**What is being asked**
Search the listing for "toggle" and copy every line where it appears.

(Dataset records)

....

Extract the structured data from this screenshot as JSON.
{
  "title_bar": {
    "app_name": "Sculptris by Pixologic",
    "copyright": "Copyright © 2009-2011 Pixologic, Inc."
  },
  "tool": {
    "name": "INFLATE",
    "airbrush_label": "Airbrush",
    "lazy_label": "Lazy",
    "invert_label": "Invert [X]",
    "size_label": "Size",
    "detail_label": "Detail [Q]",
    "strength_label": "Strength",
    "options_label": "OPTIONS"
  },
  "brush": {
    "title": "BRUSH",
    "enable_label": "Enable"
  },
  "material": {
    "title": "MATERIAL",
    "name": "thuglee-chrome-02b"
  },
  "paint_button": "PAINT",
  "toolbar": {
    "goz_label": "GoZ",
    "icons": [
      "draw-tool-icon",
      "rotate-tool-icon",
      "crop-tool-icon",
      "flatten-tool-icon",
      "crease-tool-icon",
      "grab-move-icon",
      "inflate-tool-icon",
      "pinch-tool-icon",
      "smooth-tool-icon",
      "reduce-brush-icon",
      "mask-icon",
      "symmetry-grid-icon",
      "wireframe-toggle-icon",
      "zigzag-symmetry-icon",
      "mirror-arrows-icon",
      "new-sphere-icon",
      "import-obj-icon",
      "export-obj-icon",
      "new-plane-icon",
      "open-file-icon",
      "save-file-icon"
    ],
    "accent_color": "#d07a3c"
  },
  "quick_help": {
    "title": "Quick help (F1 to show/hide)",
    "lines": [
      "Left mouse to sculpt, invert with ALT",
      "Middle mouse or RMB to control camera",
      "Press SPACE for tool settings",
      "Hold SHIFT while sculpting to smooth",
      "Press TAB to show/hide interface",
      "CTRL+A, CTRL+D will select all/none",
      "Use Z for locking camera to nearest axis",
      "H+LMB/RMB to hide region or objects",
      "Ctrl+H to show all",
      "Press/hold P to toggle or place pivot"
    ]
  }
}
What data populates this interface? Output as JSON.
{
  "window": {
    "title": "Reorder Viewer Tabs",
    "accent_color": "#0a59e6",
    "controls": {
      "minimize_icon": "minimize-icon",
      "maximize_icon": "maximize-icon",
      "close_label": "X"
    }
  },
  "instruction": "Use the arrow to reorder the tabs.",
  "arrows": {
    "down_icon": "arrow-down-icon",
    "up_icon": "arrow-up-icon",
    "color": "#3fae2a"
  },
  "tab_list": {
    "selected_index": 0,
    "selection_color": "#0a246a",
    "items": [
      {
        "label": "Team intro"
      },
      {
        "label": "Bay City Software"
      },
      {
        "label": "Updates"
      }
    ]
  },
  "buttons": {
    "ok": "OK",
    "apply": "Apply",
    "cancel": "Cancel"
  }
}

....

**Solved exercise**
      "wireframe-toggle-icon",
      "Press/hold P to toggle or place pivot"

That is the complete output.